» **Collection entries**:
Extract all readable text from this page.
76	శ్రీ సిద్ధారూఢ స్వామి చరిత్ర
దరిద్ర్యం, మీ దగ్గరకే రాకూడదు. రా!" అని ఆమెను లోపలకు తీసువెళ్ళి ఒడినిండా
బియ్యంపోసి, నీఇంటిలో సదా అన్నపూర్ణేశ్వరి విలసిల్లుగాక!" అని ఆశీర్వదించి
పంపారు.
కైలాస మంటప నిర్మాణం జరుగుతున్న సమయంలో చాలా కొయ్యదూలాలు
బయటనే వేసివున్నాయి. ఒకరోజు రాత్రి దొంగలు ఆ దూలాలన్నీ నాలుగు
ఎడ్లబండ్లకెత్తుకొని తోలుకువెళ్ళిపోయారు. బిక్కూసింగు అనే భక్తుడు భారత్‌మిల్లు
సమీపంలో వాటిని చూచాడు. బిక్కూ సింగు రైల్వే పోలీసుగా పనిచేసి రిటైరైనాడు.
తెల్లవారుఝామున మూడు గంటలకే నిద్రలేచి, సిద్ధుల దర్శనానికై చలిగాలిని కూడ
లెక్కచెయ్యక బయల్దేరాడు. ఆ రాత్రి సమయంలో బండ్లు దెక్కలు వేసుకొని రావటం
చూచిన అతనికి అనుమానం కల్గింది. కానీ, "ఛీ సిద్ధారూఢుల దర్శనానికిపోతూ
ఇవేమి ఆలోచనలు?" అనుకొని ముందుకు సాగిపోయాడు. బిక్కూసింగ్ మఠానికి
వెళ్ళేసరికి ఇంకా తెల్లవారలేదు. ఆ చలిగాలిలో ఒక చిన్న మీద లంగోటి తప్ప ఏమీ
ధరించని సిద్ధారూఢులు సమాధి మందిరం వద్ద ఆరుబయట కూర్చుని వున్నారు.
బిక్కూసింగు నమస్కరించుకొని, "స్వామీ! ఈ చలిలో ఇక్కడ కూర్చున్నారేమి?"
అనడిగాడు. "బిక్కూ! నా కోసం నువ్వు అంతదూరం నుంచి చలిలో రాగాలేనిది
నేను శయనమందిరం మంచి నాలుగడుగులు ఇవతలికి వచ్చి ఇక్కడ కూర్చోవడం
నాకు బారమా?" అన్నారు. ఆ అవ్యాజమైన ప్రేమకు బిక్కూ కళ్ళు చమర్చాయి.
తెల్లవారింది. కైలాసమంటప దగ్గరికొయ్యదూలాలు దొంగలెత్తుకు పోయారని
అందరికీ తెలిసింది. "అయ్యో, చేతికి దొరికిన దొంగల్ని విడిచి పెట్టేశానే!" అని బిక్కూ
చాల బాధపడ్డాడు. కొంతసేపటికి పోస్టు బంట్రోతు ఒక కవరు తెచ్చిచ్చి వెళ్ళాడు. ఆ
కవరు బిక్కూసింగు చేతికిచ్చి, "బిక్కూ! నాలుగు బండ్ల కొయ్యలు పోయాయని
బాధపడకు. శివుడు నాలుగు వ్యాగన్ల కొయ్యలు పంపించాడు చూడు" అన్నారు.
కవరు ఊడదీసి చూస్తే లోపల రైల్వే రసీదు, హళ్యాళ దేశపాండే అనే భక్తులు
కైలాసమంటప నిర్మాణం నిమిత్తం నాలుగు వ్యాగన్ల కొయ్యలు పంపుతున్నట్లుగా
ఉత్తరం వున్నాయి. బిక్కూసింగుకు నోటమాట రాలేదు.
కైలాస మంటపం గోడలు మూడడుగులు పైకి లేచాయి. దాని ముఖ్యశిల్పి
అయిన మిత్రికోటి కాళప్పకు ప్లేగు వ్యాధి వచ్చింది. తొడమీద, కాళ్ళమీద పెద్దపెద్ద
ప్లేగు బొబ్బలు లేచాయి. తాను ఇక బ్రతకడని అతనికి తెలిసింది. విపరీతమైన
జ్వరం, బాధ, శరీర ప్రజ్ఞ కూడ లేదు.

» **Written task**: Please copy out each record, character for character.

» **Expected answer**:
Extract all readable text from this page.
76	శ్రీ సిద్ధారూఢ స్వామి చరిత్ర
దరిద్ర్యం, మీ దగ్గరకే రాకూడదు. రా!" అని ఆమెను లోపలకు తీసువెళ్ళి ఒడినిండా
బియ్యంపోసి, నీఇంటిలో సదా అన్నపూర్ణేశ్వరి విలసిల్లుగాక!" అని ఆశీర్వదించి
పంపారు.
కైలాస మంటప నిర్మాణం జరుగుతున్న సమయంలో చాలా కొయ్యదూలాలు
బయటనే వేసివున్నాయి. ఒకరోజు రాత్రి దొంగలు ఆ దూలాలన్నీ నాలుగు
ఎడ్లబండ్లకెత్తుకొని తోలుకువెళ్ళిపోయారు. బిక్కూసింగు అనే భక్తుడు భారత్‌మిల్లు
సమీపంలో వాటిని చూచాడు. బిక్కూ సింగు రైల్వే పోలీసుగా పనిచేసి రిటైరైనాడు.
తెల్లవారుఝామున మూడు గంటలకే నిద్రలేచి, సిద్ధుల దర్శనానికై చలిగాలిని కూడ
లెక్కచెయ్యక బయల్దేరాడు. ఆ రాత్రి సమయంలో బండ్లు దెక్కలు వేసుకొని రావటం
చూచిన అతనికి అనుమానం కల్గింది. కానీ, "ఛీ సిద్ధారూఢుల దర్శనానికిపోతూ
ఇవేమి ఆలోచనలు?" అనుకొని ముందుకు సాగిపోయాడు. బిక్కూసింగ్ మఠానికి
వెళ్ళేసరికి ఇంకా తెల్లవారలేదు. ఆ చలిగాలిలో ఒక చిన్న మీద లంగోటి తప్ప ఏమీ
ధరించని సిద్ధారూఢులు సమాధి మందిరం వద్ద ఆరుబయట కూర్చుని వున్నారు.
బిక్కూసింగు నమస్కరించుకొని, "స్వామీ! ఈ చలిలో ఇక్కడ కూర్చున్నారేమి?"
అనడిగాడు. "బిక్కూ! నా కోసం నువ్వు అంతదూరం నుంచి చలిలో రాగాలేనిది
నేను శయనమందిరం మంచి నాలుగడుగులు ఇవతలికి వచ్చి ఇక్కడ కూర్చోవడం
నాకు బారమా?" అన్నారు. ఆ అవ్యాజమైన ప్రేమకు బిక్కూ కళ్ళు చమర్చాయి.
తెల్లవారింది. కైలాసమంటప దగ్గరికొయ్యదూలాలు దొంగలెత్తుకు పోయారని
అందరికీ తెలిసింది. "అయ్యో, చేతికి దొరికిన దొంగల్ని విడిచి పెట్టేశానే!" అని బిక్కూ
చాల బాధపడ్డాడు. కొంతసేపటికి పోస్టు బంట్రోతు ఒక కవరు తెచ్చిచ్చి వెళ్ళాడు. ఆ
కవరు బిక్కూసింగు చేతికిచ్చి, "బిక్కూ! నాలుగు బండ్ల కొయ్యలు పోయాయని
బాధపడకు. శివుడు నాలుగు వ్యాగన్ల కొయ్యలు పంపించాడు చూడు" అన్నారు.
కవరు ఊడదీసి చూస్తే లోపల రైల్వే రసీదు, హళ్యాళ దేశపాండే అనే భక్తులు
కైలాసమంటప నిర్మాణం నిమిత్తం నాలుగు వ్యాగన్ల కొయ్యలు పంపుతున్నట్లుగా
ఉత్తరం వున్నాయి. బిక్కూసింగుకు నోటమాట రాలేదు.
కైలాస మంటపం గోడలు మూడడుగులు పైకి లేచాయి. దాని ముఖ్యశిల్పి
అయిన మిత్రికోటి కాళప్పకు ప్లేగు వ్యాధి వచ్చింది. తొడమీద, కాళ్ళమీద పెద్దపెద్ద
ప్లేగు బొబ్బలు లేచాయి. తాను ఇక బ్రతకడని అతనికి తెలిసింది. విపరీతమైన
జ్వరం, బాధ, శరీర ప్రజ్ఞ కూడ లేదు.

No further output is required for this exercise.